Supplied data.
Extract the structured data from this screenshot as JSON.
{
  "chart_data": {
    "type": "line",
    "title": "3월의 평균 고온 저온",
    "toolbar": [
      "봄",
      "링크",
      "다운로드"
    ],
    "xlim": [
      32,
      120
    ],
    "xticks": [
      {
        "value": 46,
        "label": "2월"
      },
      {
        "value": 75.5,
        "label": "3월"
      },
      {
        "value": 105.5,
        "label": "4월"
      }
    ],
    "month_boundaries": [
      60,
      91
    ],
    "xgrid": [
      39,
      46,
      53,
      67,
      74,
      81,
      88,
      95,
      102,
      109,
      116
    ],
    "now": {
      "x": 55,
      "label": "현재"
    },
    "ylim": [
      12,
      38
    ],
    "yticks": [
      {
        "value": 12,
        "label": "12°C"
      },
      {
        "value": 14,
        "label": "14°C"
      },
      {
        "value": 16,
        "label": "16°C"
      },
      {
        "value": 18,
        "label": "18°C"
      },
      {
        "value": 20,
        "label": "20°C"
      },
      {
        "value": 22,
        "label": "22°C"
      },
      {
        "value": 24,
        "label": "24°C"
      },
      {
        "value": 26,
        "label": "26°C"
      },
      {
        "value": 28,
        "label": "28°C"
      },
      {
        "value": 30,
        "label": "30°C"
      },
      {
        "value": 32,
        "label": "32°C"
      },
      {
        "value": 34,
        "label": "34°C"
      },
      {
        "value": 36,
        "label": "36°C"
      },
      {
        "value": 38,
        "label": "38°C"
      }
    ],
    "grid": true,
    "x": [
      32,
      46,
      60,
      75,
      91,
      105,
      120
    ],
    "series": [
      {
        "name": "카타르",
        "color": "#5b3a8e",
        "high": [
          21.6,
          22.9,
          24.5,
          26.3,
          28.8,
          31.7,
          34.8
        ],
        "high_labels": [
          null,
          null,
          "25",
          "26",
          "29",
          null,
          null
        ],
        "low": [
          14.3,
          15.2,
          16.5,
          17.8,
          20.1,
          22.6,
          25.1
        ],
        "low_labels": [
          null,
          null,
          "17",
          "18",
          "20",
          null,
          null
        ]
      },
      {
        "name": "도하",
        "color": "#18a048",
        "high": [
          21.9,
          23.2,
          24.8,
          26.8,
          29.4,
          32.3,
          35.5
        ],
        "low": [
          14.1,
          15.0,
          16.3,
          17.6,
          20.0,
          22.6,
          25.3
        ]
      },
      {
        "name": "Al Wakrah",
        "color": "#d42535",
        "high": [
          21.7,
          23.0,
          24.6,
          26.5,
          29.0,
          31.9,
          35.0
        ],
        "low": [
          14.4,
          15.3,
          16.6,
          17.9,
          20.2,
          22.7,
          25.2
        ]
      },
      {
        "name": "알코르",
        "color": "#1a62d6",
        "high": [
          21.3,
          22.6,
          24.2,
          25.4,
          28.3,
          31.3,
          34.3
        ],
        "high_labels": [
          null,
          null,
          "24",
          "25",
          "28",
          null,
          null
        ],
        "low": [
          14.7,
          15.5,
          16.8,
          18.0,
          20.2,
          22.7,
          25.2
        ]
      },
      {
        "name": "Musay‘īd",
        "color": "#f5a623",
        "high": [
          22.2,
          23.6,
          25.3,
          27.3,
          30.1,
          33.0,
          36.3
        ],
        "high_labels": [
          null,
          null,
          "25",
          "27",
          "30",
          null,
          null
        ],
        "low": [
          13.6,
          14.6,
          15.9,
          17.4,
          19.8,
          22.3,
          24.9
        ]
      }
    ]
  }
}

Requirements.
Copy all the records above exactly, missing none.

Finished task.
Extract the structured data from this screenshot as JSON.
{
  "chart_data": {
    "type": "line",
    "title": "3월의 평균 고온 저온",
    "toolbar": [
      "봄",
      "링크",
      "다운로드"
    ],
    "xlim": [
      32,
      120
    ],
    "xticks": [
      {
        "value": 46,
        "label": "2월"
      },
      {
        "value": 75.5,
        "label": "3월"
      },
      {
        "value": 105.5,
        "label": "4월"
      }
    ],
    "month_boundaries": [
      60,
      91
    ],
    "xgrid": [
      39,
      46,
      53,
      67,
      74,
      81,
      88,
      95,
      102,
      109,
      116
    ],
    "now": {
      "x": 55,
      "label": "현재"
    },
    "ylim": [
      12,
      38
    ],
    "yticks": [
      {
        "value": 12,
        "label": "12°C"
      },
      {
        "value": 14,
        "label": "14°C"
      },
      {
        "value": 16,
        "label": "16°C"
      },
      {
        "value": 18,
        "label": "18°C"
      },
      {
        "value": 20,
        "label": "20°C"
      },
      {
        "value": 22,
        "label": "22°C"
      },
      {
        "value": 24,
        "label": "24°C"
      },
      {
        "value": 26,
        "label": "26°C"
      },
      {
        "value": 28,
        "label": "28°C"
      },
      {
        "value": 30,
        "label": "30°C"
      },
      {
        "value": 32,
        "label": "32°C"
      },
      {
        "value": 34,
        "label": "34°C"
      },
      {
        "value": 36,
        "label": "36°C"
      },
      {
        "value": 38,
        "label": "38°C"
      }
    ],
    "grid": true,
    "x": [
      32,
      46,
      60,
      75,
      91,
      105,
      120
    ],
    "series": [
      {
        "name": "카타르",
        "color": "#5b3a8e",
        "high": [
          21.6,
          22.9,
          24.5,
          26.3,
          28.8,
          31.7,
          34.8
        ],
        "high_labels": [
          null,
          null,
          "25",
          "26",
          "29",
          null,
          null
        ],
        "low": [
          14.3,
          15.2,
          16.5,
          17.8,
          20.1,
          22.6,
          25.1
        ],
        "low_labels": [
          null,
          null,
          "17",
          "18",
          "20",
          null,
          null
        ]
      },
      {
        "name": "도하",
        "color": "#18a048",
        "high": [
          21.9,
          23.2,
          24.8,
          26.8,
          29.4,
          32.3,
          35.5
        ],
        "low": [
          14.1,
          15.0,
          16.3,
          17.6,
          20.0,
          22.6,
          25.3
        ]
      },
      {
        "name": "Al Wakrah",
        "color": "#d42535",
        "high": [
          21.7,
          23.0,
          24.6,
          26.5,
          29.0,
          31.9,
          35.0
        ],
        "low": [
          14.4,
          15.3,
          16.6,
          17.9,
          20.2,
          22.7,
          25.2
        ]
      },
      {
        "name": "알코르",
        "color": "#1a62d6",
        "high": [
          21.3,
          22.6,
          24.2,
          25.4,
          28.3,
          31.3,
          34.3
        ],
        "high_labels": [
          null,
          null,
          "24",
          "25",
          "28",
          null,
          null
        ],
        "low": [
          14.7,
          15.5,
          16.8,
          18.0,
          20.2,
          22.7,
          25.2
        ]
      },
      {
        "name": "Musay‘īd",
        "color": "#f5a623",
        "high": [
          22.2,
          23.6,
          25.3,
          27.3,
          30.1,
          33.0,
          36.3
        ],
        "high_labels": [
          null,
          null,
          "25",
          "27",
          "30",
          null,
          null
        ],
        "low": [
          13.6,
          14.6,
          15.9,
          17.4,
          19.8,
          22.3,
          24.9
        ]
      }
    ]
  }
}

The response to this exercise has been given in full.